━━━ SUPPLIED RECORDS

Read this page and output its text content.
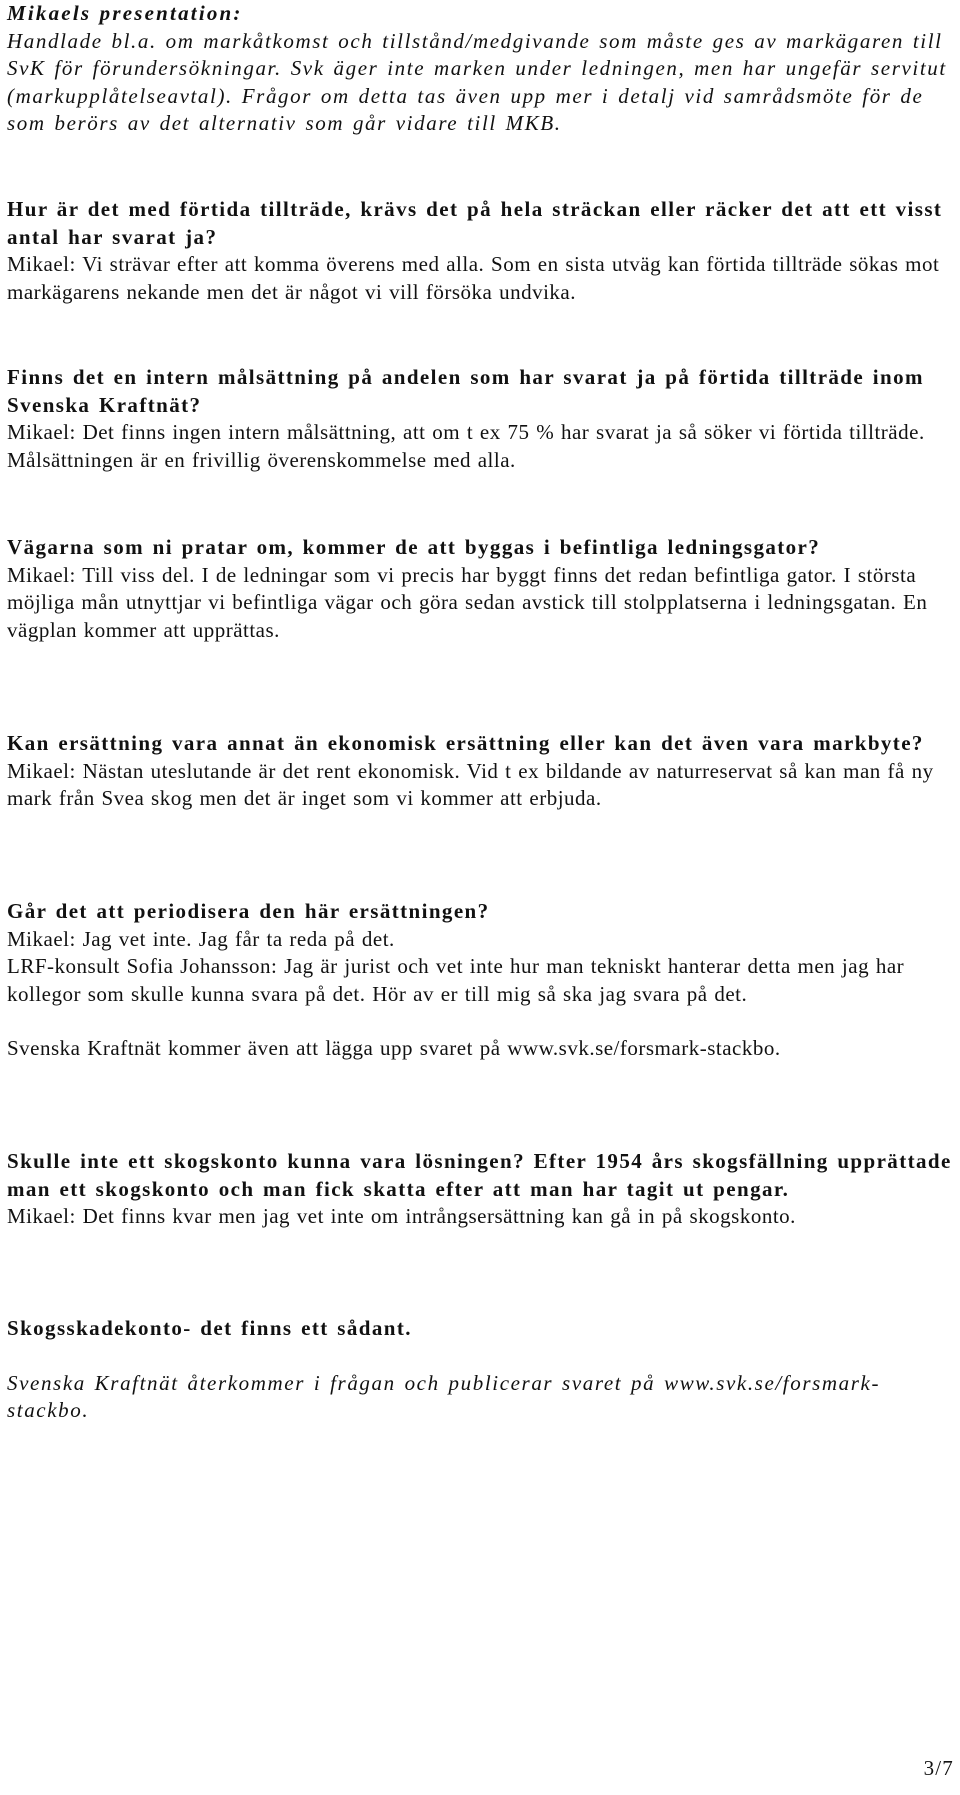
Mikaels presentation:

Handlade bl.a. om markåtkomst och tillstånd/medgivande som måste ges av markägaren till SvK för förundersökningar. Svk äger inte marken under ledningen, men har ungefär servitut (markupplåtelseavtal). Frågor om detta tas även upp mer i detalj vid samrådsmöte för de som berörs av det alternativ som går vidare till MKB.

Hur är det med förtida tillträde, krävs det på hela sträckan eller räcker det att ett visst antal har svarat ja?

Mikael: Vi strävar efter att komma överens med alla. Som en sista utväg kan förtida tillträde sökas mot markägarens nekande men det är något vi vill försöka undvika.

Finns det en intern målsättning på andelen som har svarat ja på förtida tillträde inom Svenska Kraftnät?

Mikael: Det finns ingen intern målsättning, att om t ex 75 % har svarat ja så söker vi förtida tillträde. Målsättningen är en frivillig överenskommelse med alla.

Vägarna som ni pratar om, kommer de att byggas i befintliga ledningsgator?

Mikael: Till viss del. I de ledningar som vi precis har byggt finns det redan befintliga gator. I största möjliga mån utnyttjar vi befintliga vägar och göra sedan avstick till stolpplatserna i ledningsgatan. En vägplan kommer att upprättas.

Kan ersättning vara annat än ekonomisk ersättning eller kan det även vara markbyte?

Mikael: Nästan uteslutande är det rent ekonomisk. Vid t ex bildande av naturreservat så kan man få ny mark från Svea skog men det är inget som vi kommer att erbjuda.

Går det att periodisera den här ersättningen?

Mikael: Jag vet inte. Jag får ta reda på det.

LRF-konsult Sofia Johansson: Jag är jurist och vet inte hur man tekniskt hanterar detta men jag har kollegor som skulle kunna svara på det. Hör av er till mig så ska jag svara på det.

Svenska Kraftnät kommer även att lägga upp svaret på www.svk.se/forsmark-stackbo.

Skulle inte ett skogskonto kunna vara lösningen? Efter 1954 års skogsfällning upprättade man ett skogskonto och man fick skatta efter att man har tagit ut pengar.

Mikael: Det finns kvar men jag vet inte om intrångsersättning kan gå in på skogskonto.

Skogsskadekonto- det finns ett sådant.

Svenska Kraftnät återkommer i frågan och publicerar svaret på www.svk.se/forsmark-stackbo.

3/7
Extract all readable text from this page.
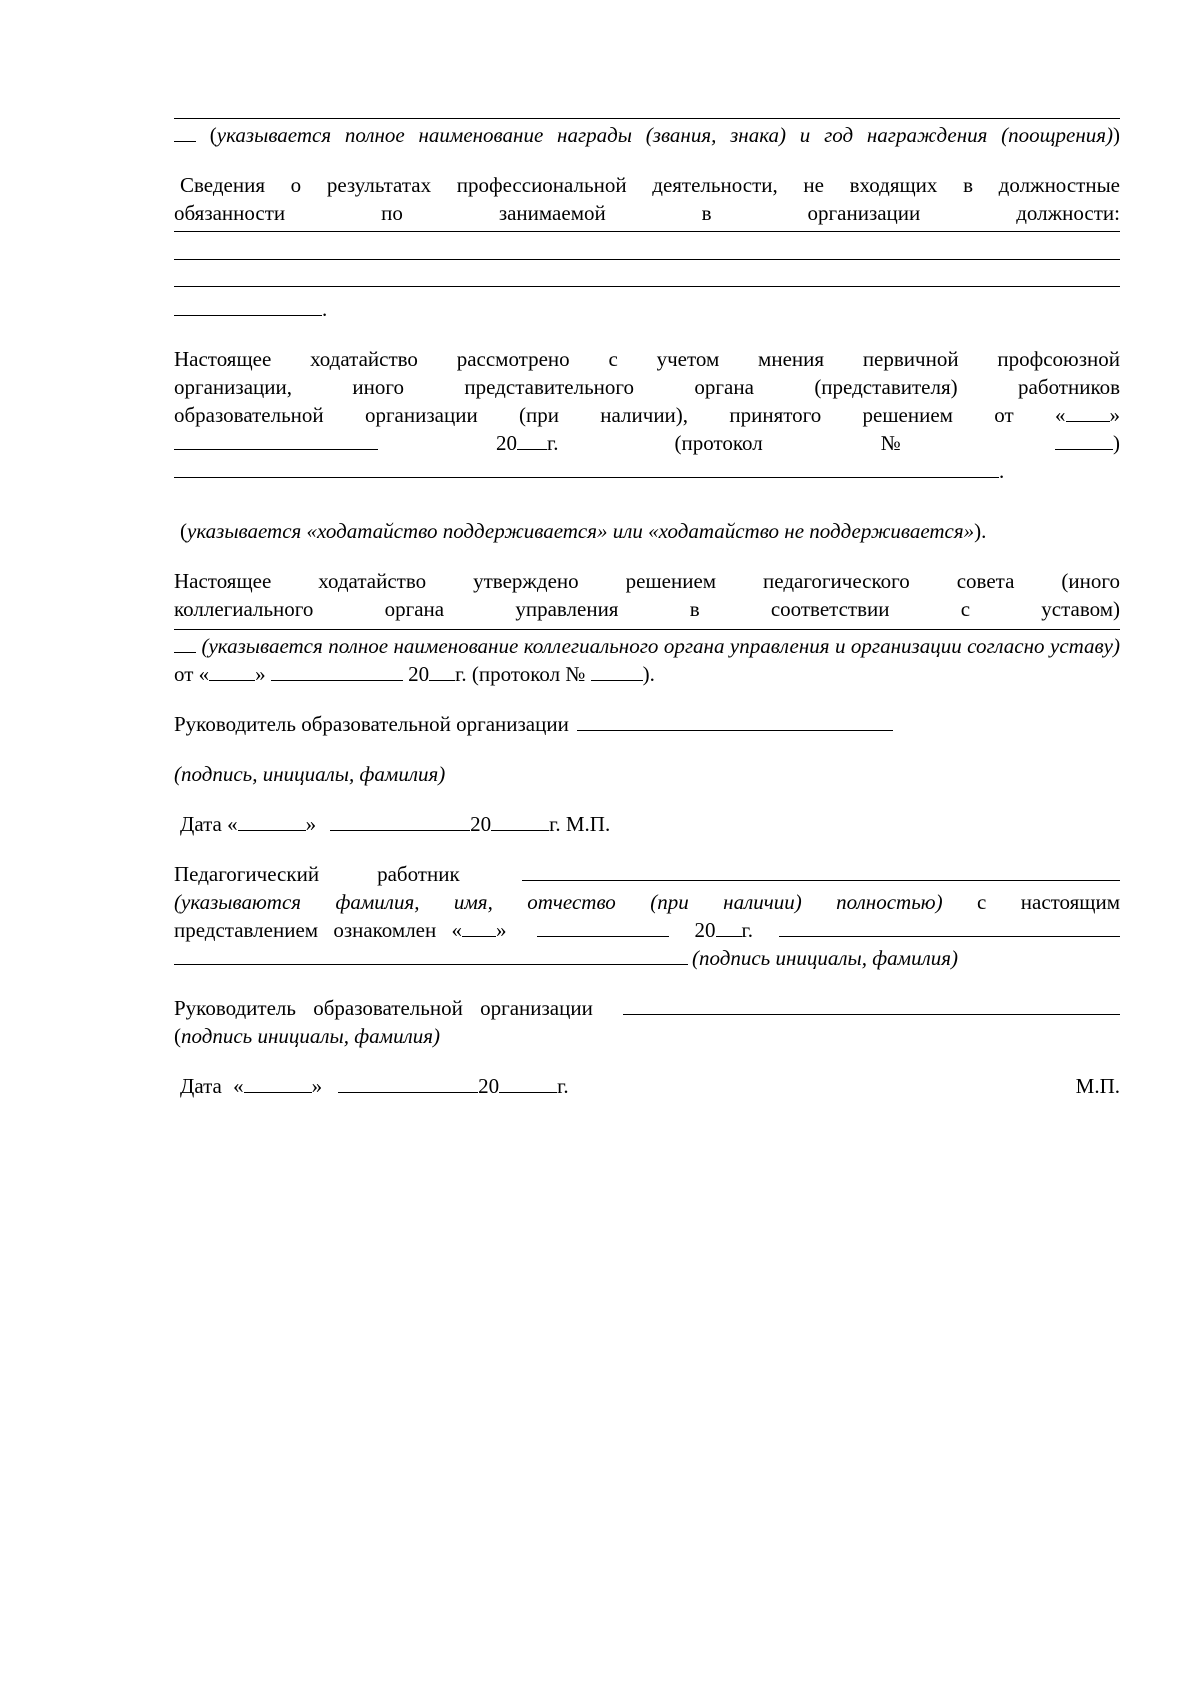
(указывается полное наименование награды (звания, знака) и год награждения (поощрения))
Сведения о результатах профессиональной деятельности, не входящих в должностные
обязанности	по	занимаемой	в	организации	должности:
.
Настоящее ходатайство рассмотрено с учетом мнения первичной профсоюзной
организации, иного представительного органа (представителя) работников
образовательной организации (при наличии), принятого решением от « »
20 г.	(протокол	№	)
.
(указывается «ходатайство поддерживается» или «ходатайство не поддерживается»).
Настоящее ходатайство утверждено решением педагогического совета (иного
коллегиального	органа	управления	в	соответствии	с	уставом)
(указывается полное наименование коллегиального органа управления и организации согласно уставу) от « »	20 г. (протокол №	).
Руководитель образовательной организации
(подпись, инициалы, фамилия)
Дата «	»	20	г. М.П.
Педагогический	работник
(указываются фамилия, имя, отчество (при наличии) полностью) с настоящим
представлением ознакомлен « »	20 г.
(подпись инициалы, фамилия)
Руководитель образовательной организации
(подпись инициалы, фамилия)
Дата «	»	20	г.	М.П.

━━━━━━

TASK INSTRUCTIONS
Return the material exactly as given, apart from the pictures.

TASK ANSWER
Read this page and output its text content.
Mikaels presentation:

Handlade bl.a. om markåtkomst och tillstånd/medgivande som måste ges av markägaren till SvK för förundersökningar. Svk äger inte marken under ledningen, men har ungefär servitut (markupplåtelseavtal). Frågor om detta tas även upp mer i detalj vid samrådsmöte för de som berörs av det alternativ som går vidare till MKB.

Hur är det med förtida tillträde, krävs det på hela sträckan eller räcker det att ett visst antal har svarat ja?

Mikael: Vi strävar efter att komma överens med alla. Som en sista utväg kan förtida tillträde sökas mot markägarens nekande men det är något vi vill försöka undvika.

Finns det en intern målsättning på andelen som har svarat ja på förtida tillträde inom Svenska Kraftnät?

Mikael: Det finns ingen intern målsättning, att om t ex 75 % har svarat ja så söker vi förtida tillträde. Målsättningen är en frivillig överenskommelse med alla.

Vägarna som ni pratar om, kommer de att byggas i befintliga ledningsgator?

Mikael: Till viss del. I de ledningar som vi precis har byggt finns det redan befintliga gator. I största möjliga mån utnyttjar vi befintliga vägar och göra sedan avstick till stolpplatserna i ledningsgatan. En vägplan kommer att upprättas.

Kan ersättning vara annat än ekonomisk ersättning eller kan det även vara markbyte?

Mikael: Nästan uteslutande är det rent ekonomisk. Vid t ex bildande av naturreservat så kan man få ny mark från Svea skog men det är inget som vi kommer att erbjuda.

Går det att periodisera den här ersättningen?

Mikael: Jag vet inte. Jag får ta reda på det.

LRF-konsult Sofia Johansson: Jag är jurist och vet inte hur man tekniskt hanterar detta men jag har kollegor som skulle kunna svara på det. Hör av er till mig så ska jag svara på det.

Svenska Kraftnät kommer även att lägga upp svaret på www.svk.se/forsmark-stackbo.

Skulle inte ett skogskonto kunna vara lösningen? Efter 1954 års skogsfällning upprättade man ett skogskonto och man fick skatta efter att man har tagit ut pengar.

Mikael: Det finns kvar men jag vet inte om intrångsersättning kan gå in på skogskonto.

Skogsskadekonto- det finns ett sådant.

Svenska Kraftnät återkommer i frågan och publicerar svaret på www.svk.se/forsmark-stackbo.

3/7
Extract all readable text from this page.
(указывается полное наименование награды (звания, знака) и год награждения (поощрения))
Сведения о результатах профессиональной деятельности, не входящих в должностные
обязанности	по	занимаемой	в	организации	должности:
.
Настоящее ходатайство рассмотрено с учетом мнения первичной профсоюзной
организации, иного представительного органа (представителя) работников
образовательной организации (при наличии), принятого решением от « »
20 г.	(протокол	№	)
.
(указывается «ходатайство поддерживается» или «ходатайство не поддерживается»).
Настоящее ходатайство утверждено решением педагогического совета (иного
коллегиального	органа	управления	в	соответствии	с	уставом)
(указывается полное наименование коллегиального органа управления и организации согласно уставу) от « »	20 г. (протокол №	).
Руководитель образовательной организации
(подпись, инициалы, фамилия)
Дата «	»	20	г. М.П.
Педагогический	работник
(указываются фамилия, имя, отчество (при наличии) полностью) с настоящим
представлением ознакомлен « »	20 г.
(подпись инициалы, фамилия)
Руководитель образовательной организации
(подпись инициалы, фамилия)
Дата «	»	20	г.	М.П.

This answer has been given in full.